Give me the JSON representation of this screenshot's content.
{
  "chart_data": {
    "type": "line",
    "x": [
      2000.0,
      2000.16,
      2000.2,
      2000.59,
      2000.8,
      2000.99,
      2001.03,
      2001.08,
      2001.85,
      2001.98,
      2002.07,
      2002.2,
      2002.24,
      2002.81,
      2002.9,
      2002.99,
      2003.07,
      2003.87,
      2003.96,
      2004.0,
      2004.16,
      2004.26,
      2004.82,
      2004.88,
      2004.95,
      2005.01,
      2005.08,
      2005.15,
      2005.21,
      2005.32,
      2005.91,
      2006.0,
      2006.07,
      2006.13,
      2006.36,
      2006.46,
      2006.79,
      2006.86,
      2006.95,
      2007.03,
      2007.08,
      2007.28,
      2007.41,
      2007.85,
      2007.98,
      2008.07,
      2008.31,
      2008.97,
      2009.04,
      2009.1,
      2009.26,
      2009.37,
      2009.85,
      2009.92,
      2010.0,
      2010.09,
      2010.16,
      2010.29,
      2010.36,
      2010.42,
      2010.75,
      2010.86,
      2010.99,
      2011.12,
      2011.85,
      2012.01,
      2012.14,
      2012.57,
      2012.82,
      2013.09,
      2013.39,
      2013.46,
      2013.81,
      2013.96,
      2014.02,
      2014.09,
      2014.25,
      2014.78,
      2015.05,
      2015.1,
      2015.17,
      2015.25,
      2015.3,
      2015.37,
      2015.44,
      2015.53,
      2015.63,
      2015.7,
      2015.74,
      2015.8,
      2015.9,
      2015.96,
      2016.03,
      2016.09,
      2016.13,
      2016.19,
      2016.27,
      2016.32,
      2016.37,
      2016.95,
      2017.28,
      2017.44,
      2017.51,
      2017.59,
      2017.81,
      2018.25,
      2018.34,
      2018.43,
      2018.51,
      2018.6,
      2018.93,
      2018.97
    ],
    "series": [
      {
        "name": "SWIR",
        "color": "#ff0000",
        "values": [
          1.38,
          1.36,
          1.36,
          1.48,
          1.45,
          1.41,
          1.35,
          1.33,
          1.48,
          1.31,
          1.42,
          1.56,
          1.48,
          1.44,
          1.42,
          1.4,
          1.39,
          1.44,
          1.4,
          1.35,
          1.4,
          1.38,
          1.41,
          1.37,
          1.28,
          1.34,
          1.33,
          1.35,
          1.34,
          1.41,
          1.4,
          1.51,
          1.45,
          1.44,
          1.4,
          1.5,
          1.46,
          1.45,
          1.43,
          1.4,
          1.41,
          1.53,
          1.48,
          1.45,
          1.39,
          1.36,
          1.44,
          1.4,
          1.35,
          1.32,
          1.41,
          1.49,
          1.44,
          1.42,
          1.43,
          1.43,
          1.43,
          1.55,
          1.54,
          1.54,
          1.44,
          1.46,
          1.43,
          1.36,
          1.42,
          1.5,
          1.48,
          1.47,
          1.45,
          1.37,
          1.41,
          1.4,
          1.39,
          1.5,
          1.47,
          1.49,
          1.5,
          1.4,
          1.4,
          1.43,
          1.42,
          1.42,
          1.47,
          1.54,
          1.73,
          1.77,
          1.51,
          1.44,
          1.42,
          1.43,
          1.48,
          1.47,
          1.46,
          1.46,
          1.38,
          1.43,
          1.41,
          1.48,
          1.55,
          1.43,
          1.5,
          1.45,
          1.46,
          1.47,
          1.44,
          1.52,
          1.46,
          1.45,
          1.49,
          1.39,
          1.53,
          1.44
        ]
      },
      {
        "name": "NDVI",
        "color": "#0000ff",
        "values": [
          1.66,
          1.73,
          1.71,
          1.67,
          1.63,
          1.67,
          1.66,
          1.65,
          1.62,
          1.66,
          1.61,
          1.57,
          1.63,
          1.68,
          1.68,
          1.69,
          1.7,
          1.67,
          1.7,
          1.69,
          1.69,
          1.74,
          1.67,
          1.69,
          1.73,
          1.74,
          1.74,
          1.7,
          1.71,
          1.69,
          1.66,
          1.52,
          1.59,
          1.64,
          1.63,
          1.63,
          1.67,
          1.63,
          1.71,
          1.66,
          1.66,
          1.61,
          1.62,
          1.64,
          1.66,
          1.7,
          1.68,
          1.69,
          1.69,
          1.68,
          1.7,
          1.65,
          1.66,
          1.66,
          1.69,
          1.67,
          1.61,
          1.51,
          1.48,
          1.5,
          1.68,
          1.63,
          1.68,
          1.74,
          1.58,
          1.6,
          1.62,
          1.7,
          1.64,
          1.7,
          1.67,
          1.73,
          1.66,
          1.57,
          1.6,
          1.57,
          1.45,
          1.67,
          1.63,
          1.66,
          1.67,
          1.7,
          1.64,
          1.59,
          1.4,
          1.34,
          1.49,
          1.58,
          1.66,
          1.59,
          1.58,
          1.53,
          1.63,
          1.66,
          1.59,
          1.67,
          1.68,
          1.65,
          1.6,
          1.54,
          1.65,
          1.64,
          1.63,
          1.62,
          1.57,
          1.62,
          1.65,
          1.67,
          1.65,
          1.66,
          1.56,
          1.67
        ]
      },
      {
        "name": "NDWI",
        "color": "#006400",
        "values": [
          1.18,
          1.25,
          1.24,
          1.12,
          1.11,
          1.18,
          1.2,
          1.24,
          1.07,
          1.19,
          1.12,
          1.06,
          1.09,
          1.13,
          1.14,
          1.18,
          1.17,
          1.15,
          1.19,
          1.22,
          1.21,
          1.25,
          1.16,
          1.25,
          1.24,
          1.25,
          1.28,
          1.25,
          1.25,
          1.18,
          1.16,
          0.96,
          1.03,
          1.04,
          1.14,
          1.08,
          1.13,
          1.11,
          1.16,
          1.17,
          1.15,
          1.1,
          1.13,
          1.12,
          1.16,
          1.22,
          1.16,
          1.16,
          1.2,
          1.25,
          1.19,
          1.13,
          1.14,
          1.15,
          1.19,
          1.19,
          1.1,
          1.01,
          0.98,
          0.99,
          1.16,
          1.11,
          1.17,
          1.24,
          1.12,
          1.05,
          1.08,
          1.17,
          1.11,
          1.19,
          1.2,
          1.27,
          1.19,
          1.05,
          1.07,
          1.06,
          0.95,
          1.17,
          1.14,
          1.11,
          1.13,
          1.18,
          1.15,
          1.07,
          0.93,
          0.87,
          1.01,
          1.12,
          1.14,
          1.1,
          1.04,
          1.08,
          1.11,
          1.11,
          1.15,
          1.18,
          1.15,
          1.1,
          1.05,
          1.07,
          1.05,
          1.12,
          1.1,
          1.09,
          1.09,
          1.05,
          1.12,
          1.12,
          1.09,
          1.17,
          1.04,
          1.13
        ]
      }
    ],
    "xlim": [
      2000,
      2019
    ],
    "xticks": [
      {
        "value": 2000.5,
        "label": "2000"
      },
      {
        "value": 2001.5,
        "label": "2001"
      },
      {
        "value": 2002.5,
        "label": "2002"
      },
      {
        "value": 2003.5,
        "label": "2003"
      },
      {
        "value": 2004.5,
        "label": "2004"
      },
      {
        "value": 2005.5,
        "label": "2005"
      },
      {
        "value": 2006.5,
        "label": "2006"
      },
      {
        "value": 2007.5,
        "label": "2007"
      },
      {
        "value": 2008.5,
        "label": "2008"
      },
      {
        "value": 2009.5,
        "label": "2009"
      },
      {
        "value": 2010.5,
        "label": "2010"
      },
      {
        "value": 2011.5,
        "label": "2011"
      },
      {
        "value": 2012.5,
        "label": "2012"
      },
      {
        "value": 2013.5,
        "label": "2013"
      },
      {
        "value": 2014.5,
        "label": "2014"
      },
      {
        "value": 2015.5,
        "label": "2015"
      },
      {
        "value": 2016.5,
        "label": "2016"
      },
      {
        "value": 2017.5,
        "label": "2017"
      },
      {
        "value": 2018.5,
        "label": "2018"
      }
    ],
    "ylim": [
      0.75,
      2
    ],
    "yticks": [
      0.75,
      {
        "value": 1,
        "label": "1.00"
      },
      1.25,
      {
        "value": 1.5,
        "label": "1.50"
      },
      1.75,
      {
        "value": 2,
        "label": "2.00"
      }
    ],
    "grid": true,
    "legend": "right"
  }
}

[WORK TO BE COMPLETED]
Using the listing, collect all lines in which the string "color" is found.

[EXPECTED ANSWER]
        "color": "#ff0000",
        "color": "#0000ff",
        "color": "#006400",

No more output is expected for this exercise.